— GIVEN INSTRUCTION —
Each entry below should be written out exactly as it is, with no pictures.

* Start GIVEN INFORMATION *

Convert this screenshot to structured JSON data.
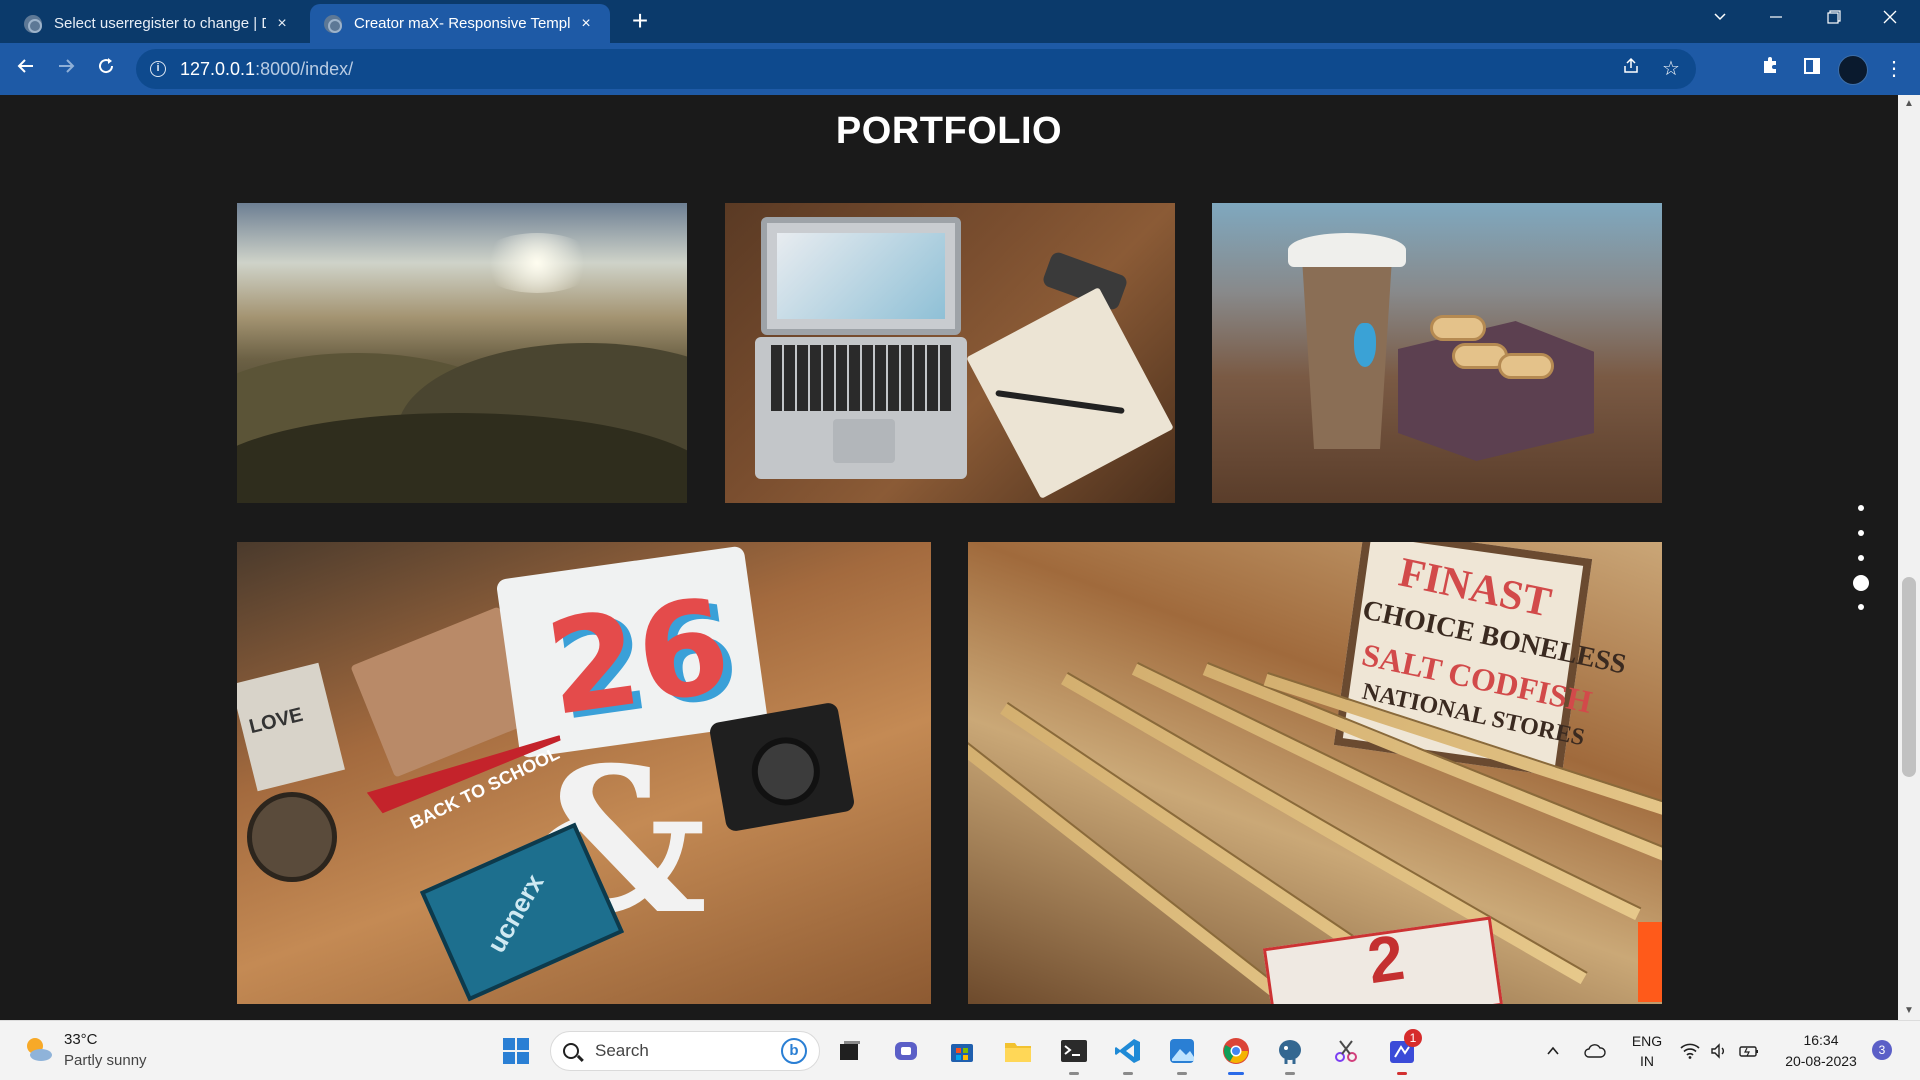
{
  "browser": {
    "tabs": [
      {
        "title": "Select userregister to change | Dj",
        "active": false
      },
      {
        "title": "Creator maX- Responsive Templa",
        "active": true
      }
    ],
    "url_host": "127.0.0.1",
    "url_path": ":8000/index/",
    "close_glyph": "×",
    "new_tab_glyph": "+"
  },
  "page": {
    "heading": "PORTFOLIO",
    "photos": [
      {
        "name": "portfolio-photo-landscape"
      },
      {
        "name": "portfolio-photo-laptop-desk"
      },
      {
        "name": "portfolio-photo-coffee-macarons"
      },
      {
        "name": "portfolio-photo-flatlay-tshirt"
      },
      {
        "name": "portfolio-photo-rulers-sign"
      }
    ],
    "flatlay_text": {
      "love": "LOVE",
      "pennant": "BACK TO SCHOOL",
      "book": "ucnerx",
      "ampersand": "&"
    },
    "sign_text": {
      "line1": "FINAST",
      "line2": "CHOICE BONELESS",
      "line3": "SALT CODFISH",
      "line4": "NATIONAL STORES",
      "card_number": "2"
    },
    "nav_dots": {
      "count": 5,
      "active_index": 3
    }
  },
  "taskbar": {
    "weather_temp": "33°C",
    "weather_desc": "Partly sunny",
    "search_label": "Search",
    "bing_label": "b",
    "lang_top": "ENG",
    "lang_bottom": "IN",
    "time": "16:34",
    "date": "20-08-2023",
    "notification_count": "3",
    "app_badge": "1"
  },
  "colors": {
    "tabbar": "#0b3a6b",
    "toolbar": "#1e5aa6",
    "page_bg": "#1a1a1a",
    "taskbar_bg": "#f3f3f3"
  }
}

* End GIVEN INFORMATION *

— REPLY —
Convert this screenshot to structured JSON data.
{
  "browser": {
    "tabs": [
      {
        "title": "Select userregister to change | Dj",
        "active": false
      },
      {
        "title": "Creator maX- Responsive Templa",
        "active": true
      }
    ],
    "url_host": "127.0.0.1",
    "url_path": ":8000/index/",
    "close_glyph": "×",
    "new_tab_glyph": "+"
  },
  "page": {
    "heading": "PORTFOLIO",
    "photos": [
      {
        "name": "portfolio-photo-landscape"
      },
      {
        "name": "portfolio-photo-laptop-desk"
      },
      {
        "name": "portfolio-photo-coffee-macarons"
      },
      {
        "name": "portfolio-photo-flatlay-tshirt"
      },
      {
        "name": "portfolio-photo-rulers-sign"
      }
    ],
    "flatlay_text": {
      "love": "LOVE",
      "pennant": "BACK TO SCHOOL",
      "book": "ucnerx",
      "ampersand": "&"
    },
    "sign_text": {
      "line1": "FINAST",
      "line2": "CHOICE BONELESS",
      "line3": "SALT CODFISH",
      "line4": "NATIONAL STORES",
      "card_number": "2"
    },
    "nav_dots": {
      "count": 5,
      "active_index": 3
    }
  },
  "taskbar": {
    "weather_temp": "33°C",
    "weather_desc": "Partly sunny",
    "search_label": "Search",
    "bing_label": "b",
    "lang_top": "ENG",
    "lang_bottom": "IN",
    "time": "16:34",
    "date": "20-08-2023",
    "notification_count": "3",
    "app_badge": "1"
  },
  "colors": {
    "tabbar": "#0b3a6b",
    "toolbar": "#1e5aa6",
    "page_bg": "#1a1a1a",
    "taskbar_bg": "#f3f3f3"
  }
}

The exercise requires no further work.